**What is required:**
Please write out the complete listing that follows, exactly as it reads.

-- BEGIN Dataset records --

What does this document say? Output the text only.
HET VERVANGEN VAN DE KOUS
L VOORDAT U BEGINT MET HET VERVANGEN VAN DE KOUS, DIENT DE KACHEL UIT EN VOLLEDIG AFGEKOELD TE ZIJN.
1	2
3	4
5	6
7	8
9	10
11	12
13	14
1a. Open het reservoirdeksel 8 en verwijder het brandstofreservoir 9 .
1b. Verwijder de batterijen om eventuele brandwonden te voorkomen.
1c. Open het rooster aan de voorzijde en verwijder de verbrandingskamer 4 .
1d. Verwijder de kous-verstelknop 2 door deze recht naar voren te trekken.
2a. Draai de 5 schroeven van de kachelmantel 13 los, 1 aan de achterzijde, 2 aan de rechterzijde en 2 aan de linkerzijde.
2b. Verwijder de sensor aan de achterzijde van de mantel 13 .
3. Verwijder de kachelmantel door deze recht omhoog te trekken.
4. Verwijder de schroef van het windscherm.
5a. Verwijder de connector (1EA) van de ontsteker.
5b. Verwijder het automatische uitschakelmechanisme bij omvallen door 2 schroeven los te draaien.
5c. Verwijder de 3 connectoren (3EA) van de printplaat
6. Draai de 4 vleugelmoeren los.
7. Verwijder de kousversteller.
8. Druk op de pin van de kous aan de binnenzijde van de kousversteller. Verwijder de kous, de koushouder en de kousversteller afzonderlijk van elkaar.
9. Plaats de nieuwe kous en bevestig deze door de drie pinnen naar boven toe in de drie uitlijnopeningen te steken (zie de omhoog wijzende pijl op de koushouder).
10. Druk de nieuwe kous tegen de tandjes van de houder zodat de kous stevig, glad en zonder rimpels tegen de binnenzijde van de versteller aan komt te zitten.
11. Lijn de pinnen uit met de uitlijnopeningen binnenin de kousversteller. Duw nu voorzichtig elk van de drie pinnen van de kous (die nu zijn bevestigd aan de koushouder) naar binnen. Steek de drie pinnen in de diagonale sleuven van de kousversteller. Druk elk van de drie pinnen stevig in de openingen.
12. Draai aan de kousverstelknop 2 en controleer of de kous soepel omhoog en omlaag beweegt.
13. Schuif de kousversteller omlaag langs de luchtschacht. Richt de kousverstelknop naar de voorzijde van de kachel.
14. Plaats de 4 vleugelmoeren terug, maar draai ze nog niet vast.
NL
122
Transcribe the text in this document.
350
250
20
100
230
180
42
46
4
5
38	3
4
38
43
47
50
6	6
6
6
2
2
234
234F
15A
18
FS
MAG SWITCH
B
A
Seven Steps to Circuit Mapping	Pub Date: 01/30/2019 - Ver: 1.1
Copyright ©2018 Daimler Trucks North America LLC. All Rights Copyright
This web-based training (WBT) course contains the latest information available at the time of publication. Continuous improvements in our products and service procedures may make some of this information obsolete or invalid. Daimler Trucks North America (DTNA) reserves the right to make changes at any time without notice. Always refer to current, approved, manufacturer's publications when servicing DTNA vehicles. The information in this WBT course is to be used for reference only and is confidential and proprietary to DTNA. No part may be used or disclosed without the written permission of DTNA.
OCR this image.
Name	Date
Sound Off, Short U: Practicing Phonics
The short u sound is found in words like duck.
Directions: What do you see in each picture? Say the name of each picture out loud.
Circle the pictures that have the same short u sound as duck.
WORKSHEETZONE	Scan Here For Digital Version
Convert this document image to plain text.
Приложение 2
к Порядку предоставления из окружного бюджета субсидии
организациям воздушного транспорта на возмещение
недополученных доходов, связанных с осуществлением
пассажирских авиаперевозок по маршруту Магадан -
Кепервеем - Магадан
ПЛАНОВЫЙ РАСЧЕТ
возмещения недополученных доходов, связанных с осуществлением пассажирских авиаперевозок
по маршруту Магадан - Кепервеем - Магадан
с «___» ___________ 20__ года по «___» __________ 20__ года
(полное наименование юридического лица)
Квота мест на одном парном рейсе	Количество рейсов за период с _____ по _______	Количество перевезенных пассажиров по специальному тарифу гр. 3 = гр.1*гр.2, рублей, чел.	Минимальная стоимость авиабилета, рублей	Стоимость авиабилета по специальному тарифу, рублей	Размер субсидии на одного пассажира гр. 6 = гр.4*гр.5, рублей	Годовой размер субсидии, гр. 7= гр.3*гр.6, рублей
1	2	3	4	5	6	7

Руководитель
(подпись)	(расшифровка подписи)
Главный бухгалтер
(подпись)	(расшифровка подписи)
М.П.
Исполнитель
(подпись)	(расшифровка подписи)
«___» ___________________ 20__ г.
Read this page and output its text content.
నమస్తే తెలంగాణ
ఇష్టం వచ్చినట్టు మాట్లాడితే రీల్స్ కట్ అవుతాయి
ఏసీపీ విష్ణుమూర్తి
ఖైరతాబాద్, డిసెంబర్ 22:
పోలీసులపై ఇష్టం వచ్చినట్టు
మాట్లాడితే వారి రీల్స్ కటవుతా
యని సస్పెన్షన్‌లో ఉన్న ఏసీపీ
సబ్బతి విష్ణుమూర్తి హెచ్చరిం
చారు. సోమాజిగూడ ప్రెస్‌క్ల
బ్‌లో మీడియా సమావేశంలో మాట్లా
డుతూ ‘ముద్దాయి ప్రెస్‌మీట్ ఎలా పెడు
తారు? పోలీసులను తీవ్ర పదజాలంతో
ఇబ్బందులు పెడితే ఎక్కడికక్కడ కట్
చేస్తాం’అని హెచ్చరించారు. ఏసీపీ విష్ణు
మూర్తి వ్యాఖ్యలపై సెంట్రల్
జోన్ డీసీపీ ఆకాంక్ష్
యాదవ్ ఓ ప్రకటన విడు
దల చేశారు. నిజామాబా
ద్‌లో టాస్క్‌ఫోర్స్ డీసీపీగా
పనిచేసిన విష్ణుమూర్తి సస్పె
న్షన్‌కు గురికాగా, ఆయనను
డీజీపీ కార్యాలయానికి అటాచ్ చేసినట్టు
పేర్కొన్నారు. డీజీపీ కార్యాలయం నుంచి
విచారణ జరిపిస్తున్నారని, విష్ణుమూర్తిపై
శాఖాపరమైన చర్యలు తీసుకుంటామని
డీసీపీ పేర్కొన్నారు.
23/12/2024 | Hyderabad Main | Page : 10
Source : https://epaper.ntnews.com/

-- END Dataset records --

**Result of the exercise:**
What does this document say? Output the text only.
HET VERVANGEN VAN DE KOUS
L VOORDAT U BEGINT MET HET VERVANGEN VAN DE KOUS, DIENT DE KACHEL UIT EN VOLLEDIG AFGEKOELD TE ZIJN.
1	2
3	4
5	6
7	8
9	10
11	12
13	14
1a. Open het reservoirdeksel 8 en verwijder het brandstofreservoir 9 .
1b. Verwijder de batterijen om eventuele brandwonden te voorkomen.
1c. Open het rooster aan de voorzijde en verwijder de verbrandingskamer 4 .
1d. Verwijder de kous-verstelknop 2 door deze recht naar voren te trekken.
2a. Draai de 5 schroeven van de kachelmantel 13 los, 1 aan de achterzijde, 2 aan de rechterzijde en 2 aan de linkerzijde.
2b. Verwijder de sensor aan de achterzijde van de mantel 13 .
3. Verwijder de kachelmantel door deze recht omhoog te trekken.
4. Verwijder de schroef van het windscherm.
5a. Verwijder de connector (1EA) van de ontsteker.
5b. Verwijder het automatische uitschakelmechanisme bij omvallen door 2 schroeven los te draaien.
5c. Verwijder de 3 connectoren (3EA) van de printplaat
6. Draai de 4 vleugelmoeren los.
7. Verwijder de kousversteller.
8. Druk op de pin van de kous aan de binnenzijde van de kousversteller. Verwijder de kous, de koushouder en de kousversteller afzonderlijk van elkaar.
9. Plaats de nieuwe kous en bevestig deze door de drie pinnen naar boven toe in de drie uitlijnopeningen te steken (zie de omhoog wijzende pijl op de koushouder).
10. Druk de nieuwe kous tegen de tandjes van de houder zodat de kous stevig, glad en zonder rimpels tegen de binnenzijde van de versteller aan komt te zitten.
11. Lijn de pinnen uit met de uitlijnopeningen binnenin de kousversteller. Duw nu voorzichtig elk van de drie pinnen van de kous (die nu zijn bevestigd aan de koushouder) naar binnen. Steek de drie pinnen in de diagonale sleuven van de kousversteller. Druk elk van de drie pinnen stevig in de openingen.
12. Draai aan de kousverstelknop 2 en controleer of de kous soepel omhoog en omlaag beweegt.
13. Schuif de kousversteller omlaag langs de luchtschacht. Richt de kousverstelknop naar de voorzijde van de kachel.
14. Plaats de 4 vleugelmoeren terug, maar draai ze nog niet vast.
NL
122
Transcribe the text in this document.
350
250
20
100
230
180
42
46
4
5
38	3
4
38
43
47
50
6	6
6
6
2
2
234
234F
15A
18
FS
MAG SWITCH
B
A
Seven Steps to Circuit Mapping	Pub Date: 01/30/2019 - Ver: 1.1
Copyright ©2018 Daimler Trucks North America LLC. All Rights Copyright
This web-based training (WBT) course contains the latest information available at the time of publication. Continuous improvements in our products and service procedures may make some of this information obsolete or invalid. Daimler Trucks North America (DTNA) reserves the right to make changes at any time without notice. Always refer to current, approved, manufacturer's publications when servicing DTNA vehicles. The information in this WBT course is to be used for reference only and is confidential and proprietary to DTNA. No part may be used or disclosed without the written permission of DTNA.
OCR this image.
Name	Date
Sound Off, Short U: Practicing Phonics
The short u sound is found in words like duck.
Directions: What do you see in each picture? Say the name of each picture out loud.
Circle the pictures that have the same short u sound as duck.
WORKSHEETZONE	Scan Here For Digital Version
Convert this document image to plain text.
Приложение 2
к Порядку предоставления из окружного бюджета субсидии
организациям воздушного транспорта на возмещение
недополученных доходов, связанных с осуществлением
пассажирских авиаперевозок по маршруту Магадан -
Кепервеем - Магадан
ПЛАНОВЫЙ РАСЧЕТ
возмещения недополученных доходов, связанных с осуществлением пассажирских авиаперевозок
по маршруту Магадан - Кепервеем - Магадан
с «___» ___________ 20__ года по «___» __________ 20__ года
(полное наименование юридического лица)
Квота мест на одном парном рейсе	Количество рейсов за период с _____ по _______	Количество перевезенных пассажиров по специальному тарифу гр. 3 = гр.1*гр.2, рублей, чел.	Минимальная стоимость авиабилета, рублей	Стоимость авиабилета по специальному тарифу, рублей	Размер субсидии на одного пассажира гр. 6 = гр.4*гр.5, рублей	Годовой размер субсидии, гр. 7= гр.3*гр.6, рублей
1	2	3	4	5	6	7

Руководитель
(подпись)	(расшифровка подписи)
Главный бухгалтер
(подпись)	(расшифровка подписи)
М.П.
Исполнитель
(подпись)	(расшифровка подписи)
«___» ___________________ 20__ г.
Read this page and output its text content.
నమస్తే తెలంగాణ
ఇష్టం వచ్చినట్టు మాట్లాడితే రీల్స్ కట్ అవుతాయి
ఏసీపీ విష్ణుమూర్తి
ఖైరతాబాద్, డిసెంబర్ 22:
పోలీసులపై ఇష్టం వచ్చినట్టు
మాట్లాడితే వారి రీల్స్ కటవుతా
యని సస్పెన్షన్‌లో ఉన్న ఏసీపీ
సబ్బతి విష్ణుమూర్తి హెచ్చరిం
చారు. సోమాజిగూడ ప్రెస్‌క్ల
బ్‌లో మీడియా సమావేశంలో మాట్లా
డుతూ ‘ముద్దాయి ప్రెస్‌మీట్ ఎలా పెడు
తారు? పోలీసులను తీవ్ర పదజాలంతో
ఇబ్బందులు పెడితే ఎక్కడికక్కడ కట్
చేస్తాం’అని హెచ్చరించారు. ఏసీపీ విష్ణు
మూర్తి వ్యాఖ్యలపై సెంట్రల్
జోన్ డీసీపీ ఆకాంక్ష్
యాదవ్ ఓ ప్రకటన విడు
దల చేశారు. నిజామాబా
ద్‌లో టాస్క్‌ఫోర్స్ డీసీపీగా
పనిచేసిన విష్ణుమూర్తి సస్పె
న్షన్‌కు గురికాగా, ఆయనను
డీజీపీ కార్యాలయానికి అటాచ్ చేసినట్టు
పేర్కొన్నారు. డీజీపీ కార్యాలయం నుంచి
విచారణ జరిపిస్తున్నారని, విష్ణుమూర్తిపై
శాఖాపరమైన చర్యలు తీసుకుంటామని
డీసీపీ పేర్కొన్నారు.
23/12/2024 | Hyderabad Main | Page : 10
Source : https://epaper.ntnews.com/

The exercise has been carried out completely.